■ WHAT IS BEING ASKED: Give only the number of lines in the data that contain the word "相対速度応答スペクトル".
========================================================================
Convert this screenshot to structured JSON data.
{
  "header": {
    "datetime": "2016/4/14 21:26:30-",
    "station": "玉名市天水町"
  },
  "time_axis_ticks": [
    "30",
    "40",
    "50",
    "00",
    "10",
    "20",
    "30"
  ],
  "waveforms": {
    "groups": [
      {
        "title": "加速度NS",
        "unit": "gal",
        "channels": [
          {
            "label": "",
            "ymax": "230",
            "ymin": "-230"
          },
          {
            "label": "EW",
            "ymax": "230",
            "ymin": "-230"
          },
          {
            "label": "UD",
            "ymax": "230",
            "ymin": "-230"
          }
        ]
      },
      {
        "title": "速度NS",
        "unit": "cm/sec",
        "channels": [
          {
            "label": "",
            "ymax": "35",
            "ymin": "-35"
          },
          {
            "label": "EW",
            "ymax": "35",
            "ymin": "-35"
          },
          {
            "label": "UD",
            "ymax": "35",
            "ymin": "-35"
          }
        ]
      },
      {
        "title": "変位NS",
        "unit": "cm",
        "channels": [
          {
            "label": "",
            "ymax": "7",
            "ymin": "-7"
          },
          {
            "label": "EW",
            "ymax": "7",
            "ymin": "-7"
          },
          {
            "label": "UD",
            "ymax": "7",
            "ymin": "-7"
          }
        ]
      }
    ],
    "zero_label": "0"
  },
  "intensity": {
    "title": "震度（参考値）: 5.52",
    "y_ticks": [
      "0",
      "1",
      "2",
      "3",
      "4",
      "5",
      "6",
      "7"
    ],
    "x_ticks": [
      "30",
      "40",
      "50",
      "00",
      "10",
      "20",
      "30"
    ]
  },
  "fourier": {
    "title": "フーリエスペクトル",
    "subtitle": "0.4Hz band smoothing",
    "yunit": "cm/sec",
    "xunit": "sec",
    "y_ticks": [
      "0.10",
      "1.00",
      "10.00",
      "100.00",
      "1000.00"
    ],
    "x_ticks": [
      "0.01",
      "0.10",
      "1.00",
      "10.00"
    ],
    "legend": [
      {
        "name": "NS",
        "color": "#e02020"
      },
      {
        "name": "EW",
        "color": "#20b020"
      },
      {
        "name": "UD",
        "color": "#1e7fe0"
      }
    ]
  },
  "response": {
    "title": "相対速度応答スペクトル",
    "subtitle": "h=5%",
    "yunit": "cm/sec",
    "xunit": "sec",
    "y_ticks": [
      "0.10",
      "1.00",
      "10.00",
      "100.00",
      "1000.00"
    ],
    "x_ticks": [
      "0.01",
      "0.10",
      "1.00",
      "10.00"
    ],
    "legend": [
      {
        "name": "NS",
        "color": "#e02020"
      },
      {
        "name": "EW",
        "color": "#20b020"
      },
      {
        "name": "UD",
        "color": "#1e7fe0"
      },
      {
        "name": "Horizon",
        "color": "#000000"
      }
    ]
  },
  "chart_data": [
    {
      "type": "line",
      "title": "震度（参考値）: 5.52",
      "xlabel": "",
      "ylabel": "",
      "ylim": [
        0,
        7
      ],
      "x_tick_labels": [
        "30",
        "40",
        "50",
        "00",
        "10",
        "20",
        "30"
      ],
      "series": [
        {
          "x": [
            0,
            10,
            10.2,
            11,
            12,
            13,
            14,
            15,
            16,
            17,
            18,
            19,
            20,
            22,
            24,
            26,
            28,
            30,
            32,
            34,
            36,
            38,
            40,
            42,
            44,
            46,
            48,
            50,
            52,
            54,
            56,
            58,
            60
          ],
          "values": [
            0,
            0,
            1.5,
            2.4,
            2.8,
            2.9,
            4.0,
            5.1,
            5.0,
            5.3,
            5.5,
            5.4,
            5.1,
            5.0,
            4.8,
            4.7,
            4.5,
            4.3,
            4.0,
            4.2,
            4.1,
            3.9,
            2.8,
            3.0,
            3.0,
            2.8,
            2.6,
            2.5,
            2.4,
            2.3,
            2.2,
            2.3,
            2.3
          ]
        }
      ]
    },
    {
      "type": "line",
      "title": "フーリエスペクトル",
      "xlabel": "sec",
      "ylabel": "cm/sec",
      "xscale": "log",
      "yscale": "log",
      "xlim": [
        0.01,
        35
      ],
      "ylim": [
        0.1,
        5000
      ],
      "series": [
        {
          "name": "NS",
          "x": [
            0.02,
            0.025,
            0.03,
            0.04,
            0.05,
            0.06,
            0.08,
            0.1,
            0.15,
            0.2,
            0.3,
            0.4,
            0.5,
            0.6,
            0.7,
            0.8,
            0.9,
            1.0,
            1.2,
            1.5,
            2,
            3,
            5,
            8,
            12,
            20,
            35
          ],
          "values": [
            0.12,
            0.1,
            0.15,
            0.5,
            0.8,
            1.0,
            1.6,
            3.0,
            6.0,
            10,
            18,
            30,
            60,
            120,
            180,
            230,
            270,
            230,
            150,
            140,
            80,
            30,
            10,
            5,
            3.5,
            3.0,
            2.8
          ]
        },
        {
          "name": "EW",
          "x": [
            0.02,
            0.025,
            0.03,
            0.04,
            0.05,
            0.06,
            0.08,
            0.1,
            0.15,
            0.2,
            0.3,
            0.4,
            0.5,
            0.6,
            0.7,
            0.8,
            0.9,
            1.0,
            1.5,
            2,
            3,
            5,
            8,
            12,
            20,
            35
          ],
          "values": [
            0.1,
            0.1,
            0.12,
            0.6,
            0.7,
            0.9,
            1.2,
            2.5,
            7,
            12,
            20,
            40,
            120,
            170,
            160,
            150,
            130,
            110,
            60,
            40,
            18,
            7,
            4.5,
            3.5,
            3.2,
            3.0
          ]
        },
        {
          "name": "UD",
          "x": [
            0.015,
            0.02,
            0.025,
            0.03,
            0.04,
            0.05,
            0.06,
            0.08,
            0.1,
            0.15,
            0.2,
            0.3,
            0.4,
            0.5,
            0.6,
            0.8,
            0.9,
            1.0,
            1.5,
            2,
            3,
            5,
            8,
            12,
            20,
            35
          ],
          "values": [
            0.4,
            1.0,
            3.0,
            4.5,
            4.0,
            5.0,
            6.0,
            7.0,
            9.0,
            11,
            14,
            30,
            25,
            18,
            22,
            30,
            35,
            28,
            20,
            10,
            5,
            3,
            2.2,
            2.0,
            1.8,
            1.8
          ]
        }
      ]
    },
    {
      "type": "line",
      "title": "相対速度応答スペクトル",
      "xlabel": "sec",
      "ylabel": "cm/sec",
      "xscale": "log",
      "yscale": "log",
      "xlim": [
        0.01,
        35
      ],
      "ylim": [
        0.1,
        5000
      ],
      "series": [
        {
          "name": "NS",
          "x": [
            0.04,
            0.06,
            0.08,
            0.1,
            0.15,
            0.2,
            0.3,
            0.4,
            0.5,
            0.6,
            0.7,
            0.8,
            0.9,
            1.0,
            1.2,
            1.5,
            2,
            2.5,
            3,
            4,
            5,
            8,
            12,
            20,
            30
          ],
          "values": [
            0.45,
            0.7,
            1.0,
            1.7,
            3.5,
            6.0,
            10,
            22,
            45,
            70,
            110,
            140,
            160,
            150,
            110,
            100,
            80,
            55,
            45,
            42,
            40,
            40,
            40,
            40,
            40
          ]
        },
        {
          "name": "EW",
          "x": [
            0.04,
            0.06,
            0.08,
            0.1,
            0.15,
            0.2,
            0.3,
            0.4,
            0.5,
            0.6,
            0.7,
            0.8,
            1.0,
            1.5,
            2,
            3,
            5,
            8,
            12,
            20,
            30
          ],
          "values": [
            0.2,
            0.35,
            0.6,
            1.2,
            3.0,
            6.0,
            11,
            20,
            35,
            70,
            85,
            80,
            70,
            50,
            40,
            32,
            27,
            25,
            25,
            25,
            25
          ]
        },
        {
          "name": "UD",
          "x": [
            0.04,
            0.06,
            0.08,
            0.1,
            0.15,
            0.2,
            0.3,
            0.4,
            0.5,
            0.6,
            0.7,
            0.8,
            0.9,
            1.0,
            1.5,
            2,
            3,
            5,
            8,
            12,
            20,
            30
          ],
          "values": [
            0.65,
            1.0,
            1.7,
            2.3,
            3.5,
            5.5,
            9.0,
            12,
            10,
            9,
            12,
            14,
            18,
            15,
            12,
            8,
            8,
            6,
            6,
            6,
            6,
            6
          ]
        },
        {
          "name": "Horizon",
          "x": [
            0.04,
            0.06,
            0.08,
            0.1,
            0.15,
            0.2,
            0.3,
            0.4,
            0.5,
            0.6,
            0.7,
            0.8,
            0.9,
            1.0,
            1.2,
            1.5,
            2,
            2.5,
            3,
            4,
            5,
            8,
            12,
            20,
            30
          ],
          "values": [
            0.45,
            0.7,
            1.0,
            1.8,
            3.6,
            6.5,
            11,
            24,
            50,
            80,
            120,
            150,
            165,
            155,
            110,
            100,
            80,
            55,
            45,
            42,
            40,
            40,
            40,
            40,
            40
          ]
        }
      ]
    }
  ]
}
========================================================================
■ CORRECT OUTPUT: 2